**EXERCISE DESCRIPTION:** Can you retype the listing below line for line without any changes, omitting the picture?

— begin —

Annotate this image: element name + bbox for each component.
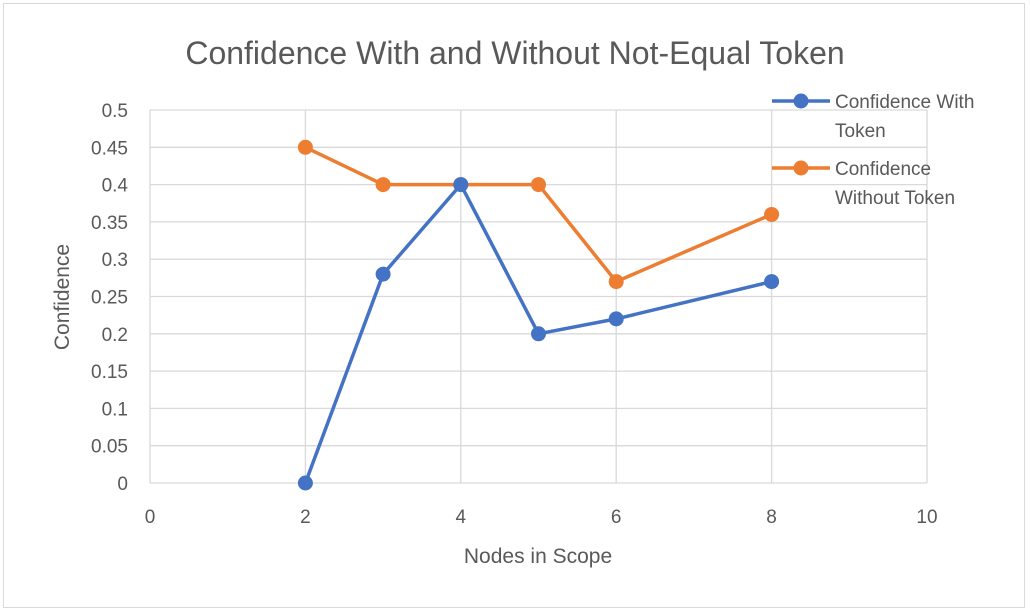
legend-label: Without Token <box>835 188 955 209</box>
data-point <box>531 326 546 342</box>
gridlines <box>149 109 928 484</box>
x-tick-label: 2 <box>300 507 311 528</box>
x-tick-label: 4 <box>456 507 467 528</box>
y-tick-label: 0 <box>117 474 128 495</box>
data-series <box>297 139 780 491</box>
data-point <box>297 475 313 491</box>
x-tick-label: 0 <box>145 507 156 528</box>
y-tick-label: 0.25 <box>91 288 128 309</box>
series-without-token <box>297 139 780 290</box>
y-tick-label: 0.4 <box>102 176 129 197</box>
chart-title: Confidence With and Without Not-Equal To… <box>185 35 844 71</box>
chart-frame <box>3 3 1025 608</box>
y-tick-label: 0.1 <box>102 399 128 420</box>
y-tick-label: 0.15 <box>91 362 128 383</box>
x-tick-label: 8 <box>766 507 777 528</box>
data-point <box>453 177 469 193</box>
legend-marker <box>793 160 809 176</box>
x-tick-label: 10 <box>916 507 937 528</box>
data-point <box>297 139 313 155</box>
data-point <box>764 206 780 222</box>
y-tick-label: 0.35 <box>91 213 128 234</box>
data-point <box>764 274 780 290</box>
legend-entry: Confidence With Token <box>772 92 974 142</box>
y-tick-label: 0.3 <box>102 250 128 271</box>
data-point <box>608 311 624 327</box>
data-point <box>375 177 391 193</box>
series-with-token <box>297 177 780 491</box>
x-axis-title: Nodes in Scope <box>464 545 612 568</box>
y-tick-label: 0.2 <box>102 325 128 346</box>
x-tick-label: 6 <box>611 507 622 528</box>
y-tick-label: 0.05 <box>91 437 128 458</box>
series-line <box>304 145 773 284</box>
data-point <box>375 266 391 282</box>
legend-marker <box>793 93 809 109</box>
legend-entry: Confidence Without Token <box>772 159 955 209</box>
y-tick-label: 0.5 <box>102 101 128 122</box>
tick-labels: 0 0.05 0.1 0.15 0.2 0.25 0.3 0.35 0.4 0.45 0.5 0 2 4 6… <box>91 101 938 528</box>
y-tick-label: 0.45 <box>91 138 128 159</box>
legend-label: Token <box>835 121 886 142</box>
data-point <box>608 274 624 290</box>
y-axis-title: Confidence <box>51 244 74 350</box>
data-point <box>531 177 546 193</box>
series-line <box>303 182 773 484</box>
legend-label: Confidence <box>835 159 931 180</box>
legend: Confidence With Token Confidence Without To… <box>772 92 974 209</box>
legend-label: Confidence With <box>835 92 974 113</box>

— end —

**ANSWER:**
Annotate this image: element name + bbox for each component.
legend-label: Without Token <box>835 188 955 209</box>
data-point <box>531 326 546 342</box>
gridlines <box>149 109 928 484</box>
x-tick-label: 2 <box>300 507 311 528</box>
x-tick-label: 4 <box>456 507 467 528</box>
y-tick-label: 0 <box>117 474 128 495</box>
data-series <box>297 139 780 491</box>
data-point <box>297 475 313 491</box>
x-tick-label: 0 <box>145 507 156 528</box>
y-tick-label: 0.25 <box>91 288 128 309</box>
series-without-token <box>297 139 780 290</box>
y-tick-label: 0.4 <box>102 176 129 197</box>
chart-title: Confidence With and Without Not-Equal To… <box>185 35 844 71</box>
chart-frame <box>3 3 1025 608</box>
y-tick-label: 0.1 <box>102 399 128 420</box>
y-tick-label: 0.15 <box>91 362 128 383</box>
x-tick-label: 8 <box>766 507 777 528</box>
data-point <box>453 177 469 193</box>
legend-marker <box>793 160 809 176</box>
x-tick-label: 10 <box>916 507 937 528</box>
data-point <box>297 139 313 155</box>
data-point <box>764 206 780 222</box>
y-tick-label: 0.35 <box>91 213 128 234</box>
data-point <box>764 274 780 290</box>
legend-entry: Confidence With Token <box>772 92 974 142</box>
y-tick-label: 0.3 <box>102 250 128 271</box>
data-point <box>608 311 624 327</box>
data-point <box>375 177 391 193</box>
series-with-token <box>297 177 780 491</box>
x-axis-title: Nodes in Scope <box>464 545 612 568</box>
y-tick-label: 0.2 <box>102 325 128 346</box>
x-tick-label: 6 <box>611 507 622 528</box>
y-tick-label: 0.05 <box>91 437 128 458</box>
series-line <box>304 145 773 284</box>
data-point <box>375 266 391 282</box>
legend-marker <box>793 93 809 109</box>
legend-entry: Confidence Without Token <box>772 159 955 209</box>
y-tick-label: 0.5 <box>102 101 128 122</box>
tick-labels: 0 0.05 0.1 0.15 0.2 0.25 0.3 0.35 0.4 0.45 0.5 0 2 4 6… <box>91 101 938 528</box>
y-tick-label: 0.45 <box>91 138 128 159</box>
legend-label: Token <box>835 121 886 142</box>
data-point <box>608 274 624 290</box>
y-axis-title: Confidence <box>51 244 74 350</box>
data-point <box>531 177 546 193</box>
series-line <box>303 182 773 484</box>
legend-label: Confidence <box>835 159 931 180</box>
legend: Confidence With Token Confidence Without To… <box>772 92 974 209</box>
legend-label: Confidence With <box>835 92 974 113</box>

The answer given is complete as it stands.